**Stated goal:** Output each entry below as it stands, leaving out every picture.

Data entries
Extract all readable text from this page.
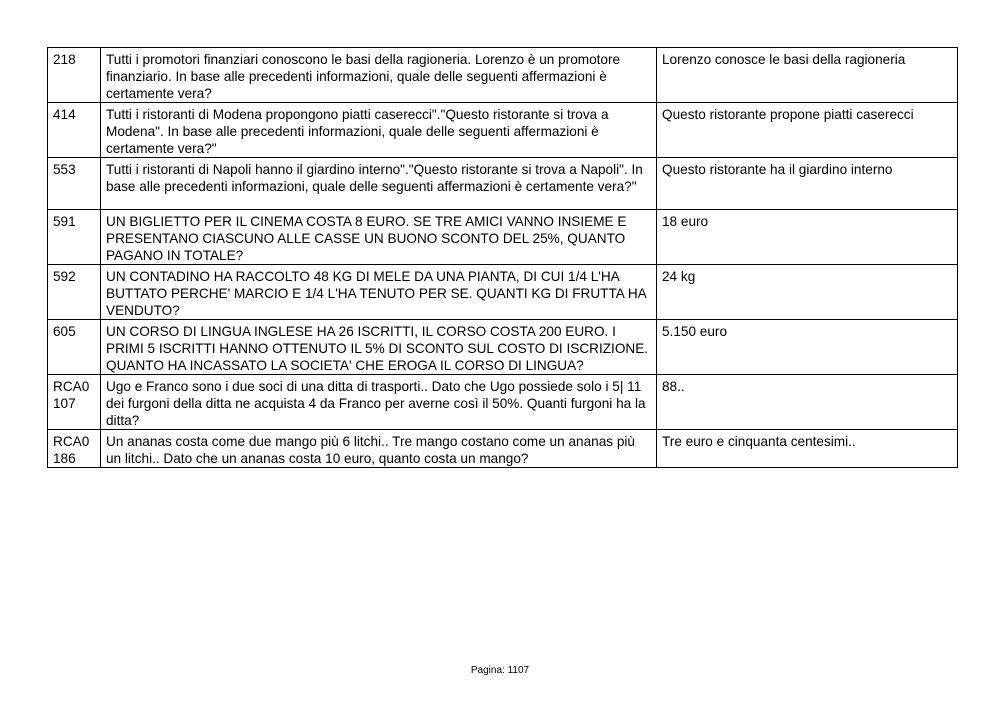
218	Tutti i promotori finanziari conoscono le basi della ragioneria. Lorenzo è un promotore finanziario. In base alle precedenti informazioni, quale delle seguenti affermazioni è certamente vera?	Lorenzo conosce le basi della ragioneria
414	Tutti i ristoranti di Modena propongono piatti caserecci"."Questo ristorante si trova a Modena". In base alle precedenti informazioni, quale delle seguenti affermazioni è certamente vera?"	Questo ristorante propone piatti caserecci
553	Tutti i ristoranti di Napoli hanno il giardino interno"."Questo ristorante si trova a Napoli". In base alle precedenti informazioni, quale delle seguenti affermazioni è certamente vera?"	Questo ristorante ha il giardino interno
591	UN BIGLIETTO PER IL CINEMA COSTA 8 EURO. SE TRE AMICI VANNO INSIEME E PRESENTANO CIASCUNO ALLE CASSE UN BUONO SCONTO DEL 25%, QUANTO PAGANO IN TOTALE?	18 euro
592	UN CONTADINO HA RACCOLTO 48 KG DI MELE DA UNA PIANTA, DI CUI 1/4 L'HA BUTTATO PERCHE' MARCIO E 1/4 L'HA TENUTO PER SE. QUANTI KG DI FRUTTA HA VENDUTO?	24 kg
605	UN CORSO DI LINGUA INGLESE HA 26 ISCRITTI, IL CORSO COSTA 200 EURO. I PRIMI 5 ISCRITTI HANNO OTTENUTO IL 5% DI SCONTO SUL COSTO DI ISCRIZIONE. QUANTO HA INCASSATO LA SOCIETA' CHE EROGA IL CORSO DI LINGUA?	5.150 euro
RCA0 107	Ugo e Franco sono i due soci di una ditta di trasporti.. Dato che Ugo possiede solo i 5| 11 dei furgoni della ditta ne acquista 4 da Franco per averne così il 50%. Quanti furgoni ha la ditta?	88..
RCA0 186	Un ananas costa come due mango più 6 litchi.. Tre mango costano come un ananas più un litchi.. Dato che un ananas costa 10 euro, quanto costa un mango?	Tre euro e cinquanta centesimi..
Pagina: 1107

**Full response:**
Extract all readable text from this page.
218	Tutti i promotori finanziari conoscono le basi della ragioneria. Lorenzo è un promotore finanziario. In base alle precedenti informazioni, quale delle seguenti affermazioni è certamente vera?	Lorenzo conosce le basi della ragioneria
414	Tutti i ristoranti di Modena propongono piatti caserecci"."Questo ristorante si trova a Modena". In base alle precedenti informazioni, quale delle seguenti affermazioni è certamente vera?"	Questo ristorante propone piatti caserecci
553	Tutti i ristoranti di Napoli hanno il giardino interno"."Questo ristorante si trova a Napoli". In base alle precedenti informazioni, quale delle seguenti affermazioni è certamente vera?"	Questo ristorante ha il giardino interno
591	UN BIGLIETTO PER IL CINEMA COSTA 8 EURO. SE TRE AMICI VANNO INSIEME E PRESENTANO CIASCUNO ALLE CASSE UN BUONO SCONTO DEL 25%, QUANTO PAGANO IN TOTALE?	18 euro
592	UN CONTADINO HA RACCOLTO 48 KG DI MELE DA UNA PIANTA, DI CUI 1/4 L'HA BUTTATO PERCHE' MARCIO E 1/4 L'HA TENUTO PER SE. QUANTI KG DI FRUTTA HA VENDUTO?	24 kg
605	UN CORSO DI LINGUA INGLESE HA 26 ISCRITTI, IL CORSO COSTA 200 EURO. I PRIMI 5 ISCRITTI HANNO OTTENUTO IL 5% DI SCONTO SUL COSTO DI ISCRIZIONE. QUANTO HA INCASSATO LA SOCIETA' CHE EROGA IL CORSO DI LINGUA?	5.150 euro
RCA0 107	Ugo e Franco sono i due soci di una ditta di trasporti.. Dato che Ugo possiede solo i 5| 11 dei furgoni della ditta ne acquista 4 da Franco per averne così il 50%. Quanti furgoni ha la ditta?	88..
RCA0 186	Un ananas costa come due mango più 6 litchi.. Tre mango costano come un ananas più un litchi.. Dato che un ananas costa 10 euro, quanto costa un mango?	Tre euro e cinquanta centesimi..
Pagina: 1107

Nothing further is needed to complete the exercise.